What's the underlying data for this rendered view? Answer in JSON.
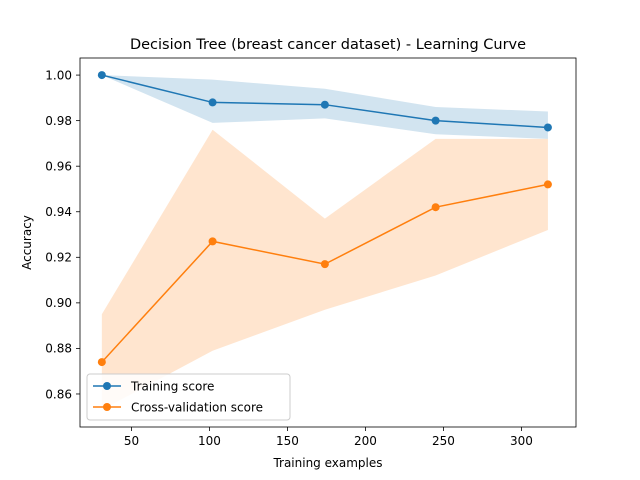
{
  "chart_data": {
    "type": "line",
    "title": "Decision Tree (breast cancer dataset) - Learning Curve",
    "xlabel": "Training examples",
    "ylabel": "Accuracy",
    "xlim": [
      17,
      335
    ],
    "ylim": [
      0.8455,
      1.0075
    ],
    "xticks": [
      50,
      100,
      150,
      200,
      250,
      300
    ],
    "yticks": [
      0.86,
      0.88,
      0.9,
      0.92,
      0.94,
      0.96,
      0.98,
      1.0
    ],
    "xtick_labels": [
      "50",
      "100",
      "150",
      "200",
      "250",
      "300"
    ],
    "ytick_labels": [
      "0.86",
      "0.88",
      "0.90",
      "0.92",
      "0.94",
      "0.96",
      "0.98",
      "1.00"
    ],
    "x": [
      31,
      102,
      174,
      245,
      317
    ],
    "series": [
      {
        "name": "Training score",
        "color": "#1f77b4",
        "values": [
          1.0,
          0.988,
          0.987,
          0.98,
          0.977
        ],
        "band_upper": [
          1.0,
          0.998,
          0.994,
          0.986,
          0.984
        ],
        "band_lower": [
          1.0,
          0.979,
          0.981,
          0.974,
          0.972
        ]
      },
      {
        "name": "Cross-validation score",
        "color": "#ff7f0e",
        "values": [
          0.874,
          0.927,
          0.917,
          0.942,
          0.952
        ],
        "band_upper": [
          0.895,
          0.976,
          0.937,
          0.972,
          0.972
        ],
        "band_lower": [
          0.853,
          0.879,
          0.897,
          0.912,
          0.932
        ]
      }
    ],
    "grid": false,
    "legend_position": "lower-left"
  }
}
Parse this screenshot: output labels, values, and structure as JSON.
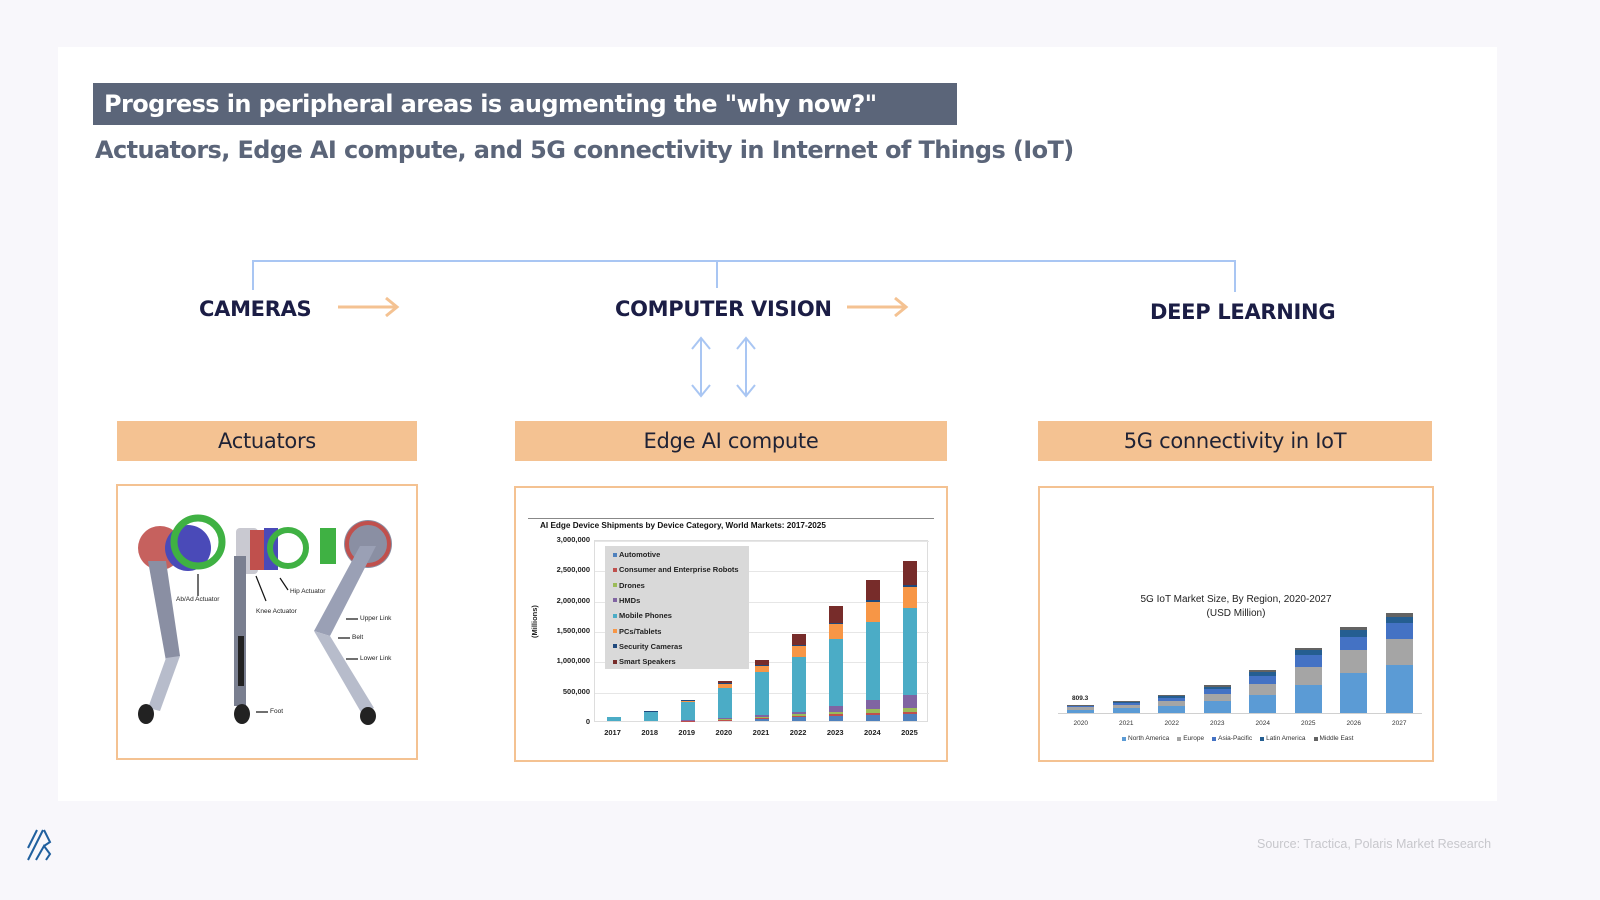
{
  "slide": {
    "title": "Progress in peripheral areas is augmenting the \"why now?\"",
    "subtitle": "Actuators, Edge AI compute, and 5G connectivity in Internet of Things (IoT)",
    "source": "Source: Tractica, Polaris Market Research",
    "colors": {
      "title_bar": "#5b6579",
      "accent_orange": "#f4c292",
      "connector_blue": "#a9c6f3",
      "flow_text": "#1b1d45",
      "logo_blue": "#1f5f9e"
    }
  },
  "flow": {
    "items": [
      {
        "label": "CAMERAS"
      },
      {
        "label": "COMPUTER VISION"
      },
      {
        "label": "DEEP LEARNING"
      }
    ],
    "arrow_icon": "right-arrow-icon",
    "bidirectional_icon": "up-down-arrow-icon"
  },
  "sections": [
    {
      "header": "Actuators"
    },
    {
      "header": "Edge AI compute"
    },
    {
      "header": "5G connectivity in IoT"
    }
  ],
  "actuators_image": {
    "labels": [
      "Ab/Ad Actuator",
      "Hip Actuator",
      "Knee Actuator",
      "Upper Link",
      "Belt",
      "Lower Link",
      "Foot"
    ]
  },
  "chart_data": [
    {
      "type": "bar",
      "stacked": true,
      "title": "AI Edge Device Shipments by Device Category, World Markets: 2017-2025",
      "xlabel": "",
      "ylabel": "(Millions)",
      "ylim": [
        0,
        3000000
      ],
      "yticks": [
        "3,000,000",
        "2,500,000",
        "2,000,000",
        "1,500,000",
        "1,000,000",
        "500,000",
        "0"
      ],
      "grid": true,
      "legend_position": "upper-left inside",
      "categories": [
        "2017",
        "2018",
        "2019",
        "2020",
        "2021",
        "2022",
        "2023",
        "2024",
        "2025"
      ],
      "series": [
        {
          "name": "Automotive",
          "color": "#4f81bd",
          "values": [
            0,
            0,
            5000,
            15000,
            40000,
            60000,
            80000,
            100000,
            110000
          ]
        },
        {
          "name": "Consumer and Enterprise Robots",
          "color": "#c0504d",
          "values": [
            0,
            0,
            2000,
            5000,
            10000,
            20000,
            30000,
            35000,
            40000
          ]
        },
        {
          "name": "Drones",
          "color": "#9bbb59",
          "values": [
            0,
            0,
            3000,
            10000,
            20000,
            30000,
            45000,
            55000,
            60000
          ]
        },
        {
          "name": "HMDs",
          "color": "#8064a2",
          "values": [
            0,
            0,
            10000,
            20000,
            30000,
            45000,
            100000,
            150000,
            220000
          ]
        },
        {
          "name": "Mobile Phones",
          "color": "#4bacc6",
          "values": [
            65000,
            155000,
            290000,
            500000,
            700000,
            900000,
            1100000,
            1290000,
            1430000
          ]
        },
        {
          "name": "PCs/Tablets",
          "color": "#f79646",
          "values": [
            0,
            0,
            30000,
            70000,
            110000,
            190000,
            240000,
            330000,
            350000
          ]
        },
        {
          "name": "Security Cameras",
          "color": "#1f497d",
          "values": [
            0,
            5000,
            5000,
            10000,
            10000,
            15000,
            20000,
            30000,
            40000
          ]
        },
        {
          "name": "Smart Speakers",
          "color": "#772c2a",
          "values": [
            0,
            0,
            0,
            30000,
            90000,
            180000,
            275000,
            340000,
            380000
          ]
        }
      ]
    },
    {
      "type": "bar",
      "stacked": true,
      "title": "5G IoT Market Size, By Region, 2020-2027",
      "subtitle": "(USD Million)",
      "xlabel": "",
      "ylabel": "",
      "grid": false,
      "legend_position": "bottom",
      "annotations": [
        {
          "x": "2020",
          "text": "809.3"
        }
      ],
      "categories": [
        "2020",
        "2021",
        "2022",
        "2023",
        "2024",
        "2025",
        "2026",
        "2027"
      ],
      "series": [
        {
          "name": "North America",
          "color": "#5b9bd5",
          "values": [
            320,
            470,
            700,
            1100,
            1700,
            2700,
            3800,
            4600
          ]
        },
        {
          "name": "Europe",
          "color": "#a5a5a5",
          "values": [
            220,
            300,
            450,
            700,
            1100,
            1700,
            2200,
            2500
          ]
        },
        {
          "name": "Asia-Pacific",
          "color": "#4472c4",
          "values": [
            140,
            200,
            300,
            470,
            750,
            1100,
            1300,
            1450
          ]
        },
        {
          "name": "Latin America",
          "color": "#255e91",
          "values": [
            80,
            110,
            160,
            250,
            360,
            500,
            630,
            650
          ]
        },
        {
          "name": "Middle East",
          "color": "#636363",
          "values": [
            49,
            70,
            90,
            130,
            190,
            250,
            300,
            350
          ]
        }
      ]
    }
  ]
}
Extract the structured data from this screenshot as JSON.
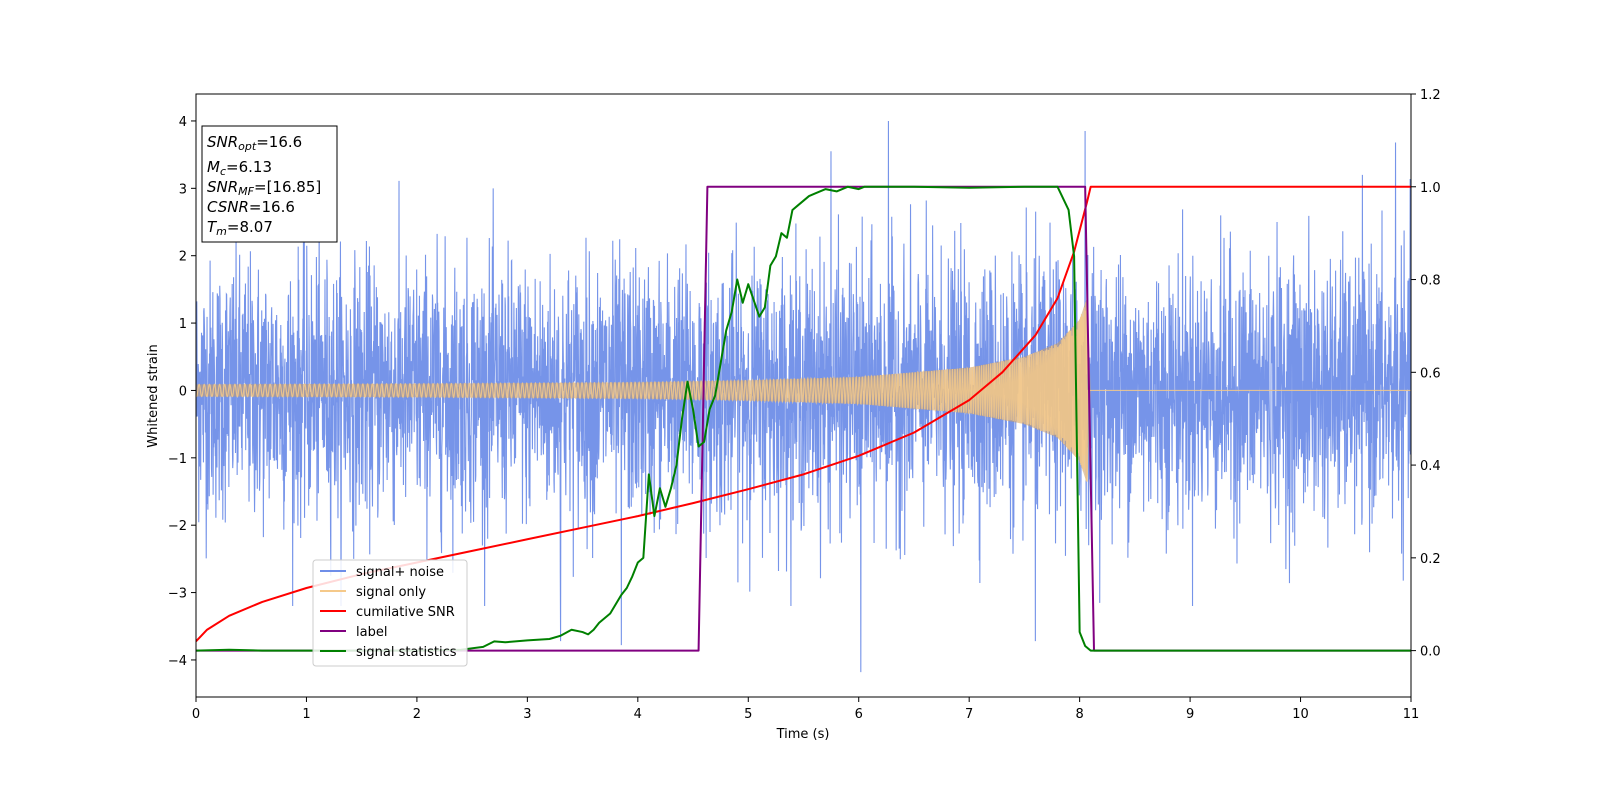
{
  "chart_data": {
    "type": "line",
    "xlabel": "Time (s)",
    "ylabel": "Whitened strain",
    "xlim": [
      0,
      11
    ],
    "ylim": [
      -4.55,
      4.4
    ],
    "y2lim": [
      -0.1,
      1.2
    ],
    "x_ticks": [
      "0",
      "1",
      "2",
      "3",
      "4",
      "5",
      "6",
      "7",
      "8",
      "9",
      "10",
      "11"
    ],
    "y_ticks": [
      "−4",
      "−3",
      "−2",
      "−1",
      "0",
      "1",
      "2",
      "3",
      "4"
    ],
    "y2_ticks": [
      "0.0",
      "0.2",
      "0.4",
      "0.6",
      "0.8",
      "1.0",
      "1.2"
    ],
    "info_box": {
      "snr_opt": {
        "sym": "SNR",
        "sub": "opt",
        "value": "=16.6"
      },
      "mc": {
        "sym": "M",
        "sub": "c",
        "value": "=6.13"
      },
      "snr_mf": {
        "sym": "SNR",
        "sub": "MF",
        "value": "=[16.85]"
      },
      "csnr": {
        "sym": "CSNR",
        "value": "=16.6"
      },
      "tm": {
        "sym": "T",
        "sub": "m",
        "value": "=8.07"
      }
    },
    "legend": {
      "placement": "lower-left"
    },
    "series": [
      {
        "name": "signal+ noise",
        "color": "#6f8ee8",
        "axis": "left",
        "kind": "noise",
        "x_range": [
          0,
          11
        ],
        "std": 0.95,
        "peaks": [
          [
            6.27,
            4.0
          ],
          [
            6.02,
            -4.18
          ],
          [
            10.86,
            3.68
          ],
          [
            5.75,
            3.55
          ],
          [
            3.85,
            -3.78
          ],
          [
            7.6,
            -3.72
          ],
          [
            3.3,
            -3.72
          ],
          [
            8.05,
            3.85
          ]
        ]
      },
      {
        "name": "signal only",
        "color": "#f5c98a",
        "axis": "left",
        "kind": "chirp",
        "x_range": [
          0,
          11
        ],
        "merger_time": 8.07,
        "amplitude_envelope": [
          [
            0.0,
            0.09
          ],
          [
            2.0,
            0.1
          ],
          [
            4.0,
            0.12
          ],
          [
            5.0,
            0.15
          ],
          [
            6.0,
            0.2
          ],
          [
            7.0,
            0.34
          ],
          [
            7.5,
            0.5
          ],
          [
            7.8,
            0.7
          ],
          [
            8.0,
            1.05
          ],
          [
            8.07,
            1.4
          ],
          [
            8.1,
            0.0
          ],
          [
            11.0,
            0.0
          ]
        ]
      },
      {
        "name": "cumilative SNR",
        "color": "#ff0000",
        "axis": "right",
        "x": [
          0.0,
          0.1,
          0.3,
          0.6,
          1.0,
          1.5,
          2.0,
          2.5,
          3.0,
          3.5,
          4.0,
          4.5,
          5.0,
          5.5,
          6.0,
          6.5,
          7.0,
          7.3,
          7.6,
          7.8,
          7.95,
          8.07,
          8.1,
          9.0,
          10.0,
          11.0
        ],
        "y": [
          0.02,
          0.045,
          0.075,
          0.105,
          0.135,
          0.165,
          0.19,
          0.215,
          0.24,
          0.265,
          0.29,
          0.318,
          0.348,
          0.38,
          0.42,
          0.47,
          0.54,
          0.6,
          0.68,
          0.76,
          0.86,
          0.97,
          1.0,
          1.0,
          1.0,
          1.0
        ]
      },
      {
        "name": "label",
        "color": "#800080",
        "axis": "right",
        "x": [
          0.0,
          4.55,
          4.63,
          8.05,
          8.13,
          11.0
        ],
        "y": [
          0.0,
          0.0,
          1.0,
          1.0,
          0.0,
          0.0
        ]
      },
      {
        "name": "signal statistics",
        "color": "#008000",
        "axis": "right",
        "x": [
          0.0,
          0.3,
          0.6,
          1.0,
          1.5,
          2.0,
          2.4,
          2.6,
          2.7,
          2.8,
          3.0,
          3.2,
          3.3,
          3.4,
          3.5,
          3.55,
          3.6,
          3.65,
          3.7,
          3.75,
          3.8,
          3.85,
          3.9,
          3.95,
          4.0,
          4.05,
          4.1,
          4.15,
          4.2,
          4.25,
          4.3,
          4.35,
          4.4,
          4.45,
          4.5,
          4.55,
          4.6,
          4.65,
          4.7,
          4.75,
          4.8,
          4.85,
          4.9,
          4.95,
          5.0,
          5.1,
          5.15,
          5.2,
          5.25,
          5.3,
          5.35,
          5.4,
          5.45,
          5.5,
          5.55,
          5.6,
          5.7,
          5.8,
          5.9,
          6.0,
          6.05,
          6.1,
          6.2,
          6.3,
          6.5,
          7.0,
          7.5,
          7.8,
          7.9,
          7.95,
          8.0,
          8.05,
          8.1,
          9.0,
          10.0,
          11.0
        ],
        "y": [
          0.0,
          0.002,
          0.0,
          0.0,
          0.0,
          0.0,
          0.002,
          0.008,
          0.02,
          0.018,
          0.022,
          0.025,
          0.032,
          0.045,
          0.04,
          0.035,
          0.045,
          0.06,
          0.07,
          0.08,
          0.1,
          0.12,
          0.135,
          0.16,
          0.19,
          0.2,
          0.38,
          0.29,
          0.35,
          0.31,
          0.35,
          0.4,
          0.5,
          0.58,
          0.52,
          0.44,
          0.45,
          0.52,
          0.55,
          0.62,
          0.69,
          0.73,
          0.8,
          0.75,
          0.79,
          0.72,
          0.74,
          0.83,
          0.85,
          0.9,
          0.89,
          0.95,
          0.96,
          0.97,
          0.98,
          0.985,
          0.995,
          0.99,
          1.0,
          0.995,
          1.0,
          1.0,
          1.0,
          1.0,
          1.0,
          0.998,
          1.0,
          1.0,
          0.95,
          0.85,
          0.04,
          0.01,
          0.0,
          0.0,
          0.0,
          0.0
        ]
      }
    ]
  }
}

○ ○ ○

WHAT YOU WILL DO >>
State the number of lines in the records that include "connectivity", and write nothing else.

WORKED SOLUTION >>
2